## STATED EXERCISE A
Format the records as a two-column CSV, starting at the beginning of the records and ending at the line that contains "The elastic unit 125 is at (513, 305).". Use the column names description and locations, with one row for each record, each value in a single quoted field, and line breaks replaced by spaces.

········

Amazon's Arm-based Graviton2 Against AMD and Intel: Comparing Cloud Compute
by Andrei Frumusanu on March 10, 2020 8:30 AM EST- Posted in
- Servers
- CPUs
- Cloud Computing
- Amazon
- AWS
- Neoverse N1
- Graviton2
It’s been a year and a half since Amazon released their first-generation Graviton Arm-based processor core, publicly available in AWS EC2 as the so-called 'A1' instances. While the processor didn’t impress all too much in terms of its performance, it was a signal and first step of what’s to come over the next few years.
This year, Amazon is doubling down on its silicon efforts, having announced the new Graviton2 processor last December, and planning public availability on EC2 in the next few months. The latest generation implements Arm’s new Neoverse N1 CPU microarchitecture and mesh interconnect, a combined infrastructure oriented platform that we had detailed a little over a year ago. The platform is a massive jump over previous Arm-based server attempts, and Amazon is aiming for nothing less than a leading competitive position.
Amazon’s endeavours in designing a custom SoC for its cloud services started back in 2015, when the company acquired Isarel-based Annapurna Labs. Annapurna had previously worked on networking-focused Arm SoCs, mostly used in products such as NAS devices. Under Amazon, the team had been tasked with creating a custom Arm server-grade chip, and the new Graviton2 is the first serious attempt at disrupting the space.

········

## STATED EXERCISE B
Retype the Graviton2 article in full, word for word.

## DATA TO PROCESS
········

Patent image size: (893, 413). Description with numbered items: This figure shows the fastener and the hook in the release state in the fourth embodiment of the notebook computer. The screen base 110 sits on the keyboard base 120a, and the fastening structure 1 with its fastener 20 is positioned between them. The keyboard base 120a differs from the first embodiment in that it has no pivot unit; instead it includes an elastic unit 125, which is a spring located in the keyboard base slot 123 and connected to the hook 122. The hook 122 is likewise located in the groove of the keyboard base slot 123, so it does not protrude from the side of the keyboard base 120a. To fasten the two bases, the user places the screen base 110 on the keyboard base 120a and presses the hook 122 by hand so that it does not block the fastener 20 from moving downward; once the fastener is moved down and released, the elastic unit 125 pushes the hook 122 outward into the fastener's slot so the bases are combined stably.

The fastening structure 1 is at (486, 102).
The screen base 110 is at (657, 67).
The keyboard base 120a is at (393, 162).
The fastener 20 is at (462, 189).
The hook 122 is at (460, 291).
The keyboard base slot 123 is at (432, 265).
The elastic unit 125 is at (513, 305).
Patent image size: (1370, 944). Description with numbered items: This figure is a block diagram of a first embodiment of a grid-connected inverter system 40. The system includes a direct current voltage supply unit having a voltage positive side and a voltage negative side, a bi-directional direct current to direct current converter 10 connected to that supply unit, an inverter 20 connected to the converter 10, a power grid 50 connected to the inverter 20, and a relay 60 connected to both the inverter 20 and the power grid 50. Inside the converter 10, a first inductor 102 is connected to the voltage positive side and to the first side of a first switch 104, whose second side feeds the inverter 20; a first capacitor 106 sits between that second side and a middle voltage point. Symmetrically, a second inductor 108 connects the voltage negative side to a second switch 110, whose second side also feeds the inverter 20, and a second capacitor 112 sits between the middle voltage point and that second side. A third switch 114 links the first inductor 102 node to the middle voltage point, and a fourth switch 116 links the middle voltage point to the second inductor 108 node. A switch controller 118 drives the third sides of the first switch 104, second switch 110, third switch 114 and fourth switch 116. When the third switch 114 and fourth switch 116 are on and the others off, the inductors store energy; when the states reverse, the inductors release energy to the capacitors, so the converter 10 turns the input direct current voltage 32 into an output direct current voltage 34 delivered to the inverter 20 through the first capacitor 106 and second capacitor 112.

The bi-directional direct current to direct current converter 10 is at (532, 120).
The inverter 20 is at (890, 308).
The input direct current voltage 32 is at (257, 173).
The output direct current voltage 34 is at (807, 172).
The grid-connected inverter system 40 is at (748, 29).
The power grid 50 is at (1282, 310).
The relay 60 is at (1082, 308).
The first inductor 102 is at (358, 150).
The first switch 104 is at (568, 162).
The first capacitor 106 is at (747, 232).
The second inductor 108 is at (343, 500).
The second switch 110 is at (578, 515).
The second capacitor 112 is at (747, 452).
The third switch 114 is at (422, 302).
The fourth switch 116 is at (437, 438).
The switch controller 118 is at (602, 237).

········

## CORRECT OUTPUT A
description,locations
"Patent image size: (893, 413). Description with numbered items: This figure shows the fastener and the hook in the release state in the fourth embodiment of the notebook computer. The screen base 110 sits on the keyboard base 120a, and the fastening structure 1 with its fastener 20 is positioned between them. The keyboard base 120a differs from the first embodiment in that it has no pivot unit; instead it includes an elastic unit 125, which is a spring located in the keyboard base slot 123 and connected to the hook 122. The hook 122 is likewise located in the groove of the keyboard base slot 123, so it does not protrude from the side of the keyboard base 120a. To fasten the two bases, the user places the screen base 110 on the keyboard base 120a and presses the hook 122 by hand so that it does not block the fastener 20 from moving downward; once the fastener is moved down and released, the elastic unit 125 pushes the hook 122 outward into the fastener's slot so the bases are combined stably.","The fastening structure 1 is at (486, 102). The screen base 110 is at (657, 67). The keyboard base 120a is at (393, 162). The fastener 20 is at (462, 189). The hook 122 is at (460, 291). The keyboard base slot 123 is at (432, 265). The elastic unit 125 is at (513, 305)."

## CORRECT OUTPUT B
Amazon's Arm-based Graviton2 Against AMD and Intel: Comparing Cloud Compute
by Andrei Frumusanu on March 10, 2020 8:30 AM EST- Posted in
- Servers
- CPUs
- Cloud Computing
- Amazon
- AWS
- Neoverse N1
- Graviton2
It’s been a year and a half since Amazon released their first-generation Graviton Arm-based processor core, publicly available in AWS EC2 as the so-called 'A1' instances. While the processor didn’t impress all too much in terms of its performance, it was a signal and first step of what’s to come over the next few years.
This year, Amazon is doubling down on its silicon efforts, having announced the new Graviton2 processor last December, and planning public availability on EC2 in the next few months. The latest generation implements Arm’s new Neoverse N1 CPU microarchitecture and mesh interconnect, a combined infrastructure oriented platform that we had detailed a little over a year ago. The platform is a massive jump over previous Arm-based server attempts, and Amazon is aiming for nothing less than a leading competitive position.
Amazon’s endeavours in designing a custom SoC for its cloud services started back in 2015, when the company acquired Isarel-based Annapurna Labs. Annapurna had previously worked on networking-focused Arm SoCs, mostly used in products such as NAS devices. Under Amazon, the team had been tasked with creating a custom Arm server-grade chip, and the new Graviton2 is the first serious attempt at disrupting the space.